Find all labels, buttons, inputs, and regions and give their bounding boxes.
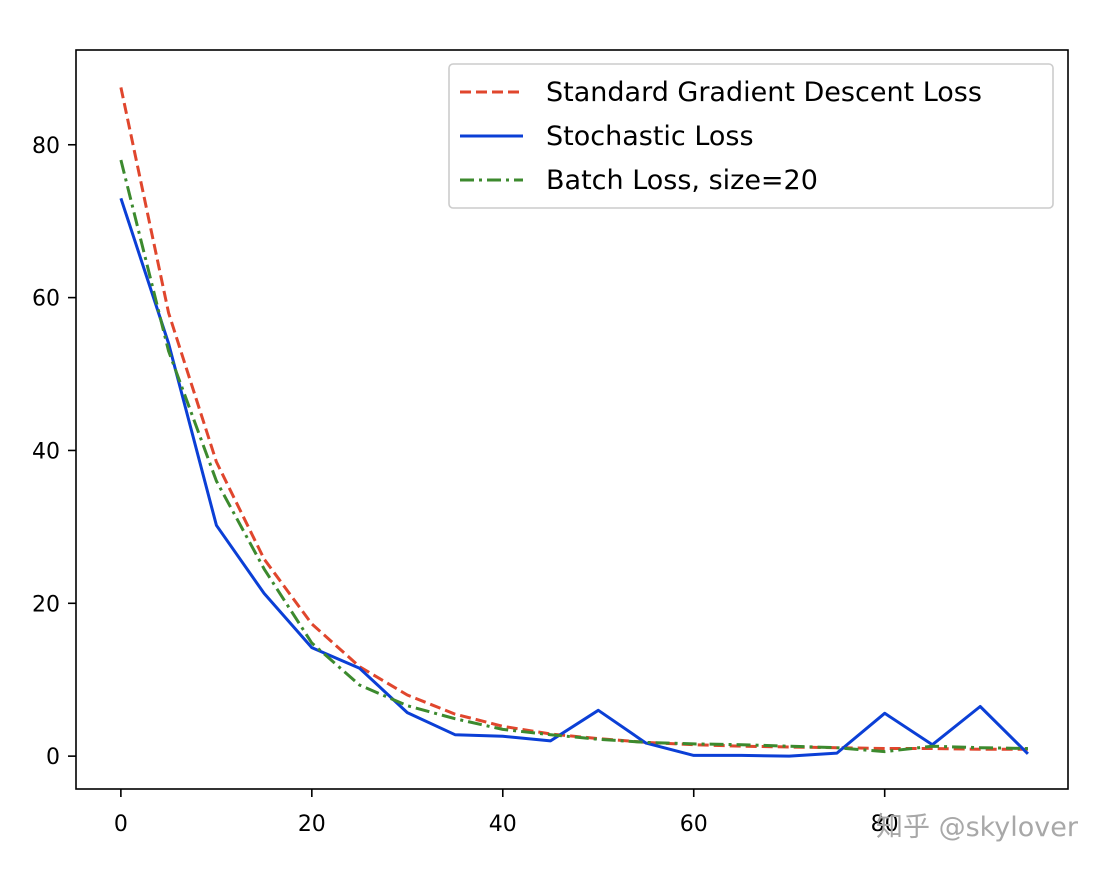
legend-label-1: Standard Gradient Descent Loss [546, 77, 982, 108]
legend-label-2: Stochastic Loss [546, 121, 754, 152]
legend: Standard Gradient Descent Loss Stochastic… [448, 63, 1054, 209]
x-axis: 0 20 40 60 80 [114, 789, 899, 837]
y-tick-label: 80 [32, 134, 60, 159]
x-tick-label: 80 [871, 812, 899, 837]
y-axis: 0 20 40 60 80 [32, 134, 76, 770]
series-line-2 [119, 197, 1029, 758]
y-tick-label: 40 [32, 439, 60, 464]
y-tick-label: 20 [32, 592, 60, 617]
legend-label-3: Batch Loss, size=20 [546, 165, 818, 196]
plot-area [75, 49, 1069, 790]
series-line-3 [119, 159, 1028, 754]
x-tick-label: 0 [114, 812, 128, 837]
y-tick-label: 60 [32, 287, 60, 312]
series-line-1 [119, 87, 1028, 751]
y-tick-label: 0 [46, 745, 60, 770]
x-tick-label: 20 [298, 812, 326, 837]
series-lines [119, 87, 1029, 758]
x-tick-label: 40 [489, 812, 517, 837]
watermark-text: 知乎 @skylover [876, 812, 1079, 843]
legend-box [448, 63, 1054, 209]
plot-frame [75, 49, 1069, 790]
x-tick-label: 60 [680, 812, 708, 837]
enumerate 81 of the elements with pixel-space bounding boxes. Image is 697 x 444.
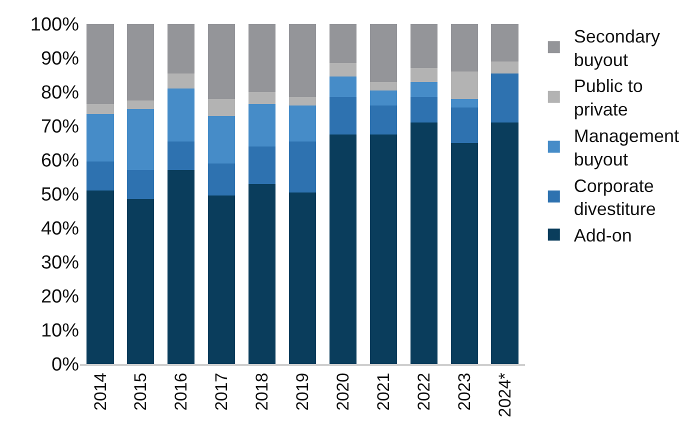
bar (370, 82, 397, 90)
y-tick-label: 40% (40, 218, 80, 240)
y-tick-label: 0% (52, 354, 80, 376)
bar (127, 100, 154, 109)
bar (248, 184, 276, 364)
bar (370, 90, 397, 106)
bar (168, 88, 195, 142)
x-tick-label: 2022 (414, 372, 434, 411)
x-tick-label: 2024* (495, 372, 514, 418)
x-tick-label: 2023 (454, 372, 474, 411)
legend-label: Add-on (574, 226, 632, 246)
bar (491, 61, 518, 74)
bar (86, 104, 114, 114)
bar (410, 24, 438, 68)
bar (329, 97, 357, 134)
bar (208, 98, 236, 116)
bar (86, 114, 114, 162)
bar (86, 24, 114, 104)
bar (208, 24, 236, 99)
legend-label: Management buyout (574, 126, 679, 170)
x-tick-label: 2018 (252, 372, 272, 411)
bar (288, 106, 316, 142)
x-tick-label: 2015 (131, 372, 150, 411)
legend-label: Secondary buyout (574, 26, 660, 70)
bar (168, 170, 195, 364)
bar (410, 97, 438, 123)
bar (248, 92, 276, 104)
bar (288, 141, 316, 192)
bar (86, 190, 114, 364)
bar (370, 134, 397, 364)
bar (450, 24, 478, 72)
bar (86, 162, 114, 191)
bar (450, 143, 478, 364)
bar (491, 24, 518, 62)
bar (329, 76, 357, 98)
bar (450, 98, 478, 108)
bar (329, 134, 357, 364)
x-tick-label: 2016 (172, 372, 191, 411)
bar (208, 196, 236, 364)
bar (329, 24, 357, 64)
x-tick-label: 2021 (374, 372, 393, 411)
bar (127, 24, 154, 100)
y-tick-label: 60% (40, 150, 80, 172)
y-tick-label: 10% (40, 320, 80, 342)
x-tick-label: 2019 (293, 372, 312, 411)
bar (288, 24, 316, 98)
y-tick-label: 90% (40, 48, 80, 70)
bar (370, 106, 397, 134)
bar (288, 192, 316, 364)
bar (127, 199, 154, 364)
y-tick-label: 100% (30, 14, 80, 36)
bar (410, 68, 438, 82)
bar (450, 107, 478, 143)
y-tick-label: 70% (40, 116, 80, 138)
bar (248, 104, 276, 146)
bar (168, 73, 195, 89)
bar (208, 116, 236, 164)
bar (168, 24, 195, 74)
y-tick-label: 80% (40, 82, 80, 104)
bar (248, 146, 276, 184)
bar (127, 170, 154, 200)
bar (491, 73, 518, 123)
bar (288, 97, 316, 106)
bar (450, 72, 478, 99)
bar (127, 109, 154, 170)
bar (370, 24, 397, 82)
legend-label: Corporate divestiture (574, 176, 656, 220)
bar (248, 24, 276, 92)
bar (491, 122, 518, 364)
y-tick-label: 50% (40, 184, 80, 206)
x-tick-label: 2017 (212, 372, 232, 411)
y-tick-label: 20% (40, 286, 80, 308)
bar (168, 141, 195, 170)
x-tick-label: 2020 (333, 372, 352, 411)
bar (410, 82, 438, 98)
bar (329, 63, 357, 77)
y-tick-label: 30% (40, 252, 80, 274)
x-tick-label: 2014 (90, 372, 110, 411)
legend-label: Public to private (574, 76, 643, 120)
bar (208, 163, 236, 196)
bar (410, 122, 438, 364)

* * *

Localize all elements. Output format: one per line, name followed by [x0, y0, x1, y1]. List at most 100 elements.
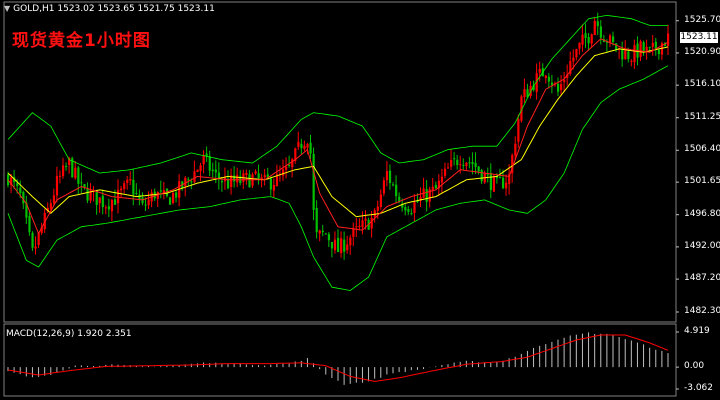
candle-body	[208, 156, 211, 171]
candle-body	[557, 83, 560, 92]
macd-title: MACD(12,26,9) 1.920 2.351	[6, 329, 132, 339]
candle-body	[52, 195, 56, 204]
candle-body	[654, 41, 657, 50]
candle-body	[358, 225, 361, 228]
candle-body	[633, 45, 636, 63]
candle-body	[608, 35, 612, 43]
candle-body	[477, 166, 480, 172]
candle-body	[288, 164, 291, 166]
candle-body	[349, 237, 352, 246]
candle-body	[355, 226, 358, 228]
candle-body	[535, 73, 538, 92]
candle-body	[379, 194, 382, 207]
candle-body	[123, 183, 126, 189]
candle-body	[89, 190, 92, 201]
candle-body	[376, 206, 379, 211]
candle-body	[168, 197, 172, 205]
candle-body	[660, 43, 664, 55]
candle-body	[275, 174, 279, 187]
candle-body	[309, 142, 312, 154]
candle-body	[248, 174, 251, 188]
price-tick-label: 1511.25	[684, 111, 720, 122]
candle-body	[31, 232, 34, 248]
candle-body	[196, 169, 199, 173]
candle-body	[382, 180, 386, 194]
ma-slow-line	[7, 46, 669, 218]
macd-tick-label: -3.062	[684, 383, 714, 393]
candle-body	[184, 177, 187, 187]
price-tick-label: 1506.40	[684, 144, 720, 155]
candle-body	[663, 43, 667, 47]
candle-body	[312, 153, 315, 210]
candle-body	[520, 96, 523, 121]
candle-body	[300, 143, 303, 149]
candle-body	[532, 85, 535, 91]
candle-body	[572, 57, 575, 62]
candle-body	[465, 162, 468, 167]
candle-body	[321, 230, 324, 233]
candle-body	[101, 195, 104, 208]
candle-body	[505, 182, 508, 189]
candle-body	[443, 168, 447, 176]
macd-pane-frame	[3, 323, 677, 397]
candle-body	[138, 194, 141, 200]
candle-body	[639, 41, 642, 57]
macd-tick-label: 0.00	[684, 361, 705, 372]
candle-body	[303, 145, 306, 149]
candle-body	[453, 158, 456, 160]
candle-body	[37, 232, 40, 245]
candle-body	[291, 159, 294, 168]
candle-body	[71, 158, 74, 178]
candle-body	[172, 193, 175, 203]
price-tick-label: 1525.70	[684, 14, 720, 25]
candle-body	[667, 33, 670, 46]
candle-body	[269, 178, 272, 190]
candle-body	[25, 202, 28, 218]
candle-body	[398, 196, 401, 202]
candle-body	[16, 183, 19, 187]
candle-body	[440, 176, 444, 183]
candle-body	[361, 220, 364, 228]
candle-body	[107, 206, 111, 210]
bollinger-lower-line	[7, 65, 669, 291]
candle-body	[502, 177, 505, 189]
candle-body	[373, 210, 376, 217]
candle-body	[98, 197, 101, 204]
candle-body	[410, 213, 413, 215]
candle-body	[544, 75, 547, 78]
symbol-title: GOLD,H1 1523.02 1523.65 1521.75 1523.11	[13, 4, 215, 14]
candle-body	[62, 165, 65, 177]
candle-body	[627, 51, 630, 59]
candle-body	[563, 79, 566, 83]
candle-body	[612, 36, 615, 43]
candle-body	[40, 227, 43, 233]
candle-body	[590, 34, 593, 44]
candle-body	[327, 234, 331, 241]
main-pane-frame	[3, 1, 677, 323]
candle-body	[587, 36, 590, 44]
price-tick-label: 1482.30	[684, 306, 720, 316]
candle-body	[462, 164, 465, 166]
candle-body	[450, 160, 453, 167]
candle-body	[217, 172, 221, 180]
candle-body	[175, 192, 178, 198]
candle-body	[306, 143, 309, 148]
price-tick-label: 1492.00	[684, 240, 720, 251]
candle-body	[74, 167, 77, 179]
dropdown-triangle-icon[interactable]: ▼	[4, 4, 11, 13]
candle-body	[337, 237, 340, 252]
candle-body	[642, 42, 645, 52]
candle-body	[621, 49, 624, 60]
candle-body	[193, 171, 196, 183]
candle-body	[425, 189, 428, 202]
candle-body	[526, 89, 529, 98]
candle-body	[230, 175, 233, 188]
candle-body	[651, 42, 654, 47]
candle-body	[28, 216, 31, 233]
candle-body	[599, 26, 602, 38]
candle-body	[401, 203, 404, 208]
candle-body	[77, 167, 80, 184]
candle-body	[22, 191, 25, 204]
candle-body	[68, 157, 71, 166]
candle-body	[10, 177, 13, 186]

Problem details:
Return, unchanged, the lines of the items between the line containing "legend-label-1: Standard Gradient" and the line containing "legend-label-3: Batch Loss, size=20", inclusive.

Solution to this task:
legend-label-1: Standard Gradient Descent Loss [546, 77, 982, 108]
legend-label-2: Stochastic Loss [546, 121, 754, 152]
legend: Standard Gradient Descent Loss Stochastic… [448, 63, 1054, 209]
x-axis: 0 20 40 60 80 [114, 789, 899, 837]
y-tick-label: 80 [32, 134, 60, 159]
x-tick-label: 80 [871, 812, 899, 837]
y-axis: 0 20 40 60 80 [32, 134, 76, 770]
series-line-2 [119, 197, 1029, 758]
y-tick-label: 40 [32, 439, 60, 464]
y-tick-label: 20 [32, 592, 60, 617]
legend-label-3: Batch Loss, size=20 [546, 165, 818, 196]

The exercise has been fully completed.